▸ **EXERCISE BRIEF**
Rewrite the records from their first line through the line containing "66, 300, 80]", replacing "folder-icon" with "directory-icon" and leaving everything else unchanged. Return only those lines.

* * *

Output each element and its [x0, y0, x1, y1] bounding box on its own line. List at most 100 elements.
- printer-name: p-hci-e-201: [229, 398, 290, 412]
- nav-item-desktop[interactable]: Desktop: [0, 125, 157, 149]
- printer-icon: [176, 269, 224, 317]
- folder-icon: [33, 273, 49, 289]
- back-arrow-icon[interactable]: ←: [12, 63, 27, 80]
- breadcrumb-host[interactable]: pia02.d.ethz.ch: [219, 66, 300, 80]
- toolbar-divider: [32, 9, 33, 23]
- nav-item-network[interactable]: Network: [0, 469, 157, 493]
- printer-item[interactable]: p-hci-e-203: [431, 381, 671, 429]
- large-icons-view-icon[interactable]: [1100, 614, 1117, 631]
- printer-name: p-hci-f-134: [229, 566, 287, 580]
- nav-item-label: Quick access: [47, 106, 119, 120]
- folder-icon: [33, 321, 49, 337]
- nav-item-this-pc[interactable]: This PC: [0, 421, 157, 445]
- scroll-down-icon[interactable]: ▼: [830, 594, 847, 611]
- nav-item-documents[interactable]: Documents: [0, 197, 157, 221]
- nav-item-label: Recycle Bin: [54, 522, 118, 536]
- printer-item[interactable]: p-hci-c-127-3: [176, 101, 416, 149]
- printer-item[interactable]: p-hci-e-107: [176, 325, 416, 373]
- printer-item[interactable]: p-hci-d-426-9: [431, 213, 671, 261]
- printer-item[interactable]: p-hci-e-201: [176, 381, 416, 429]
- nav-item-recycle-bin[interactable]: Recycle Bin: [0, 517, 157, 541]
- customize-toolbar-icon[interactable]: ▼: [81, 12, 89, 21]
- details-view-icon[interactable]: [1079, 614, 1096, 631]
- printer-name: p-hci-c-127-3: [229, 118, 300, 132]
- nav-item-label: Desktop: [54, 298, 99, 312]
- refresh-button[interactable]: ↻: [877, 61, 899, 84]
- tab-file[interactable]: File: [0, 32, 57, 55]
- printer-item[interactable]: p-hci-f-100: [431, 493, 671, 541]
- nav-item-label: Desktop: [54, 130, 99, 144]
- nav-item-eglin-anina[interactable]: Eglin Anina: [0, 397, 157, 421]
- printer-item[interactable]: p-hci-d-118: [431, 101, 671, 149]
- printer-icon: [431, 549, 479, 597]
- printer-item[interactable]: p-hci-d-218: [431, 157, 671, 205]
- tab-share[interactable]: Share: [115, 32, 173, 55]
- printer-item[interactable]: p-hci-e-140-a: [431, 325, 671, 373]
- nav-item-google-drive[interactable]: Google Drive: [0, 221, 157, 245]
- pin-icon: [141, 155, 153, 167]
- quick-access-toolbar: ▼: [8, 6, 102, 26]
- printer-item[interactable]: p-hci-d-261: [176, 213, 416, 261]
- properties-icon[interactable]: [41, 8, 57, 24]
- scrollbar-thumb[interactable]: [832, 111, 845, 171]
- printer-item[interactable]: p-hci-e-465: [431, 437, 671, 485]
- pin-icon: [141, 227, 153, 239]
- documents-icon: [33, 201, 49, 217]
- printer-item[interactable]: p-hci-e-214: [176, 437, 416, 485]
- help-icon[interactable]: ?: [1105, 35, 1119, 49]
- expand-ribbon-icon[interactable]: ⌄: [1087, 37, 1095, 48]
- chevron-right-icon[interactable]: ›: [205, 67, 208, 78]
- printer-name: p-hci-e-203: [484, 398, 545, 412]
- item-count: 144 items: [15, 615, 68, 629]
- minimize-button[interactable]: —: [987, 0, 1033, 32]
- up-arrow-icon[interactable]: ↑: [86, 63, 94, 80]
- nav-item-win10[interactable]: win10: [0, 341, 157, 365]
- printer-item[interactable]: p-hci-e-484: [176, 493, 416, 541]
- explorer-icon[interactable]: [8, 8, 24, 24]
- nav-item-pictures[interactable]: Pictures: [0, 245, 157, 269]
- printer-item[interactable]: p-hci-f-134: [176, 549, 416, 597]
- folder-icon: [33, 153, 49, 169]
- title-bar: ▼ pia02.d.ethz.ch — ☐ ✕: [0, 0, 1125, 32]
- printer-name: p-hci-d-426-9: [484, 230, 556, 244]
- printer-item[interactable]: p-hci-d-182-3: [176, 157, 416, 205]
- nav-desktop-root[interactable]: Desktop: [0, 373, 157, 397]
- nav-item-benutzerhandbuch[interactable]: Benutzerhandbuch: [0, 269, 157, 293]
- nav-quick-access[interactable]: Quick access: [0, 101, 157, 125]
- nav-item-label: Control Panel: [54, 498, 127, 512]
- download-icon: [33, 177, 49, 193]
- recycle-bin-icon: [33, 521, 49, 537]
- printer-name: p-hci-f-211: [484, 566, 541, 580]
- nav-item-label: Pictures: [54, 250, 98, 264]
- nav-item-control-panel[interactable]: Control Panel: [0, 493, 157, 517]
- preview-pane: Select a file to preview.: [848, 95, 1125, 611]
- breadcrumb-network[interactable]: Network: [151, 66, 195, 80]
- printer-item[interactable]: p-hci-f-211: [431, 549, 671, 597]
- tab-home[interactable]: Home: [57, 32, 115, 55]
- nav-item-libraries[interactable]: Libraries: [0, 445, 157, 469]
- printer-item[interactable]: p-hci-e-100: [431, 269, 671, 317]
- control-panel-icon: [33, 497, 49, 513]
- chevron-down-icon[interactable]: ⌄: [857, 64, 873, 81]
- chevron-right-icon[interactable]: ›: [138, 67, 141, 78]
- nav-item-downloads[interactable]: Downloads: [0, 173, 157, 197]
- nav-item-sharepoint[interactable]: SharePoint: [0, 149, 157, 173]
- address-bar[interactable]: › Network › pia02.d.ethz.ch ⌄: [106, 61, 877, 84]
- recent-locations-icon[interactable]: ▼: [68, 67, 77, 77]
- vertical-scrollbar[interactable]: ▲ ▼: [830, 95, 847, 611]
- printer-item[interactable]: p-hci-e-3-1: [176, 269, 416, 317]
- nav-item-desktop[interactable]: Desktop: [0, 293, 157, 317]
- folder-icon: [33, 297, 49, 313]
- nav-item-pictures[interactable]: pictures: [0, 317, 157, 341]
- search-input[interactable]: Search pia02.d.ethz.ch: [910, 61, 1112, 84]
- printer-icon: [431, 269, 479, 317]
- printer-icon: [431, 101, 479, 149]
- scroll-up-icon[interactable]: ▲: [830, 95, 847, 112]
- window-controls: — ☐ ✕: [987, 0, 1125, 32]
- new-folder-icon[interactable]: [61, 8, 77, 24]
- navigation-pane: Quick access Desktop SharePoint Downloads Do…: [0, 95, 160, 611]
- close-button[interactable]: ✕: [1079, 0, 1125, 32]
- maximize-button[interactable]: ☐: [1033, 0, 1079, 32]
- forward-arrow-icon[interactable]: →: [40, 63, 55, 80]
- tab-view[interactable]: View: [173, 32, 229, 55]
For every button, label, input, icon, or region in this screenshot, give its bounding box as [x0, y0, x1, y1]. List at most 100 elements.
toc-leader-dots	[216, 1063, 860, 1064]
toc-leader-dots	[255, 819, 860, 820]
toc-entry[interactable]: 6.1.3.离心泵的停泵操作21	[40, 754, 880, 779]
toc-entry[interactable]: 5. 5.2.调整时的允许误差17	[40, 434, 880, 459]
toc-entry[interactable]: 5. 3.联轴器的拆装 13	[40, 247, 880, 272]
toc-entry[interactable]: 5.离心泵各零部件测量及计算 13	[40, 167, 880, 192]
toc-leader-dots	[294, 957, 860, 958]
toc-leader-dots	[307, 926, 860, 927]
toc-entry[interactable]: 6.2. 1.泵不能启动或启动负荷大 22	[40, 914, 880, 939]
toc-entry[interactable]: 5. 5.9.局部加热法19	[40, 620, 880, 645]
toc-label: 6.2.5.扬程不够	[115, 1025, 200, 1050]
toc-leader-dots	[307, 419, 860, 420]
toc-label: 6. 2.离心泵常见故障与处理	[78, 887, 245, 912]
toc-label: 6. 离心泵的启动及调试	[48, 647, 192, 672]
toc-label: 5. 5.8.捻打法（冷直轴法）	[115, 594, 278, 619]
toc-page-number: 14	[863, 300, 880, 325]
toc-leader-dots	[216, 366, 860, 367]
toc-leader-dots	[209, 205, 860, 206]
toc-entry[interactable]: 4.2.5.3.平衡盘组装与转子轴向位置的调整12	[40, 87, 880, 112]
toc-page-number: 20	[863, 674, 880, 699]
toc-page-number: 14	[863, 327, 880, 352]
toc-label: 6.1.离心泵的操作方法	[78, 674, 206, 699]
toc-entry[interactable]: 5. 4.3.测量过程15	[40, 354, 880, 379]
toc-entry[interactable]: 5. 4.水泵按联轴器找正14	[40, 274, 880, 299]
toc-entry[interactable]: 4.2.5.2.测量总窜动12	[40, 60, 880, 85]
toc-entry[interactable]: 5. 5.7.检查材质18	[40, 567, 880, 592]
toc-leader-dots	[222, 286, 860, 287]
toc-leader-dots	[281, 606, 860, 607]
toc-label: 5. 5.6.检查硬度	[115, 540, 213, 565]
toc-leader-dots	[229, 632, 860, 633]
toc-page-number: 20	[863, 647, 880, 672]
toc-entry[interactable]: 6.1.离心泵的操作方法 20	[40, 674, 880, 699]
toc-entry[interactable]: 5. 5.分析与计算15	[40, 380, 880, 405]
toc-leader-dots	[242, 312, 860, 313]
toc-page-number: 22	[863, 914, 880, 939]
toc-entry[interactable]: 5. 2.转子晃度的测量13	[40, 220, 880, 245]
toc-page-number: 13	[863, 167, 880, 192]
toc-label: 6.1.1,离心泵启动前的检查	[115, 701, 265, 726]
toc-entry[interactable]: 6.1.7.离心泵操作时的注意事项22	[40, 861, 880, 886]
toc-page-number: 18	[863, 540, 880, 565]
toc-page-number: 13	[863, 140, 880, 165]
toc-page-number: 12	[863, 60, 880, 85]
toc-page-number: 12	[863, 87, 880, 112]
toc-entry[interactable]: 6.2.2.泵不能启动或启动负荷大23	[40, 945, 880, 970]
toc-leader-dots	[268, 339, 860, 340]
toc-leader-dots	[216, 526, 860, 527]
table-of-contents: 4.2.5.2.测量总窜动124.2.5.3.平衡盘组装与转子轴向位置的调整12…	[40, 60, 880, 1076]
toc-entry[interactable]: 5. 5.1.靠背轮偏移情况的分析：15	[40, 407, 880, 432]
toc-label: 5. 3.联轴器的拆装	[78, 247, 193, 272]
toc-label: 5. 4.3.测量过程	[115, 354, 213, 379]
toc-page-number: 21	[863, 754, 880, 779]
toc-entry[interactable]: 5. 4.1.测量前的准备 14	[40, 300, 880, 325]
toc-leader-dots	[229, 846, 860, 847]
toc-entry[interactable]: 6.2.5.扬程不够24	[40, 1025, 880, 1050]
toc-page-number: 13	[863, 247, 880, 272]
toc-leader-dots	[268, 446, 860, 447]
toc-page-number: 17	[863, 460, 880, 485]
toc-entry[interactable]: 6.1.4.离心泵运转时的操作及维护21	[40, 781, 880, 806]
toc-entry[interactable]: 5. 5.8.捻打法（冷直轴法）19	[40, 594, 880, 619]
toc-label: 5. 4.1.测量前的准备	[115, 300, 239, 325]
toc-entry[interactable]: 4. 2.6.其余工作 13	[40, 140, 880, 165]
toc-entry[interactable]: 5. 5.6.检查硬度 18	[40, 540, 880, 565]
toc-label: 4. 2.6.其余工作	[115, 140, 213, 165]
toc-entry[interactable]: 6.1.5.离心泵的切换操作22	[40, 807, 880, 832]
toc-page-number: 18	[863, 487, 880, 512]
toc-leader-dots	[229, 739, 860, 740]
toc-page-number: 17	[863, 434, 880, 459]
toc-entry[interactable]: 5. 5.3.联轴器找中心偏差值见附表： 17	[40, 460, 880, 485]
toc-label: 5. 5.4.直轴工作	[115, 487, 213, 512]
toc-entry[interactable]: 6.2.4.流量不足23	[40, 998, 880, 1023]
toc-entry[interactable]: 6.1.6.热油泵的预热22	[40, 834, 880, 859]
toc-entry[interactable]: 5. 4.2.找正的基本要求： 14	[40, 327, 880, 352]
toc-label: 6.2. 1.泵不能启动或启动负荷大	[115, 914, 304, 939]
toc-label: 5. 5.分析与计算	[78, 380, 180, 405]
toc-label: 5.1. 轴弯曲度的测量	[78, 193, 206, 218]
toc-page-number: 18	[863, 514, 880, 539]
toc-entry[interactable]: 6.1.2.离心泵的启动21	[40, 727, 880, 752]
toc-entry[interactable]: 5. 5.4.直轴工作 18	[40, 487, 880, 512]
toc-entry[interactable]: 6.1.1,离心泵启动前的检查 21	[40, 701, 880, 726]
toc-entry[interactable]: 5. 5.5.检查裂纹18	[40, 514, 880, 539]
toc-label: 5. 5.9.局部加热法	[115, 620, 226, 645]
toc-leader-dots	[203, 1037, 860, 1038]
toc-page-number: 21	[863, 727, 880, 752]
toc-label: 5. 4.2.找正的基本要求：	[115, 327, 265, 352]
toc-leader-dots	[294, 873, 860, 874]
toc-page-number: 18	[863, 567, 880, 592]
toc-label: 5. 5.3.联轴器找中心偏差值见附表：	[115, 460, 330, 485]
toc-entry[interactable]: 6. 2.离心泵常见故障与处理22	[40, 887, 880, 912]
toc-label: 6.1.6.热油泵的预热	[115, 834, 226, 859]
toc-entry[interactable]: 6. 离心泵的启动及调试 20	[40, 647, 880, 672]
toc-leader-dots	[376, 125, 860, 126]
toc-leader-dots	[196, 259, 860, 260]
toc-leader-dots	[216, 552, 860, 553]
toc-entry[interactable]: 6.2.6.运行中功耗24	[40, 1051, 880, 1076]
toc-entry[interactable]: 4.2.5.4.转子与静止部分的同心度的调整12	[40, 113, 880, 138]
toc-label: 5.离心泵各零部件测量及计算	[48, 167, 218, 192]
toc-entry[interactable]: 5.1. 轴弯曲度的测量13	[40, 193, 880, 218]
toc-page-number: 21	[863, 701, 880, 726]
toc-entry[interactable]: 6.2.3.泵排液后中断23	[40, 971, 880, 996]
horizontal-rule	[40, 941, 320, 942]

* * *

▸ **SOLVED PROBLEM**
Output each element and its [x0, y0, x1, y1] bounding box on its own line. List at most 100 elements.
- printer-name: p-hci-e-201: [229, 398, 290, 412]
- nav-item-desktop[interactable]: Desktop: [0, 125, 157, 149]
- printer-icon: [176, 269, 224, 317]
- directory-icon: [33, 273, 49, 289]
- back-arrow-icon[interactable]: ←: [12, 63, 27, 80]
- breadcrumb-host[interactable]: pia02.d.ethz.ch: [219, 66, 300, 80]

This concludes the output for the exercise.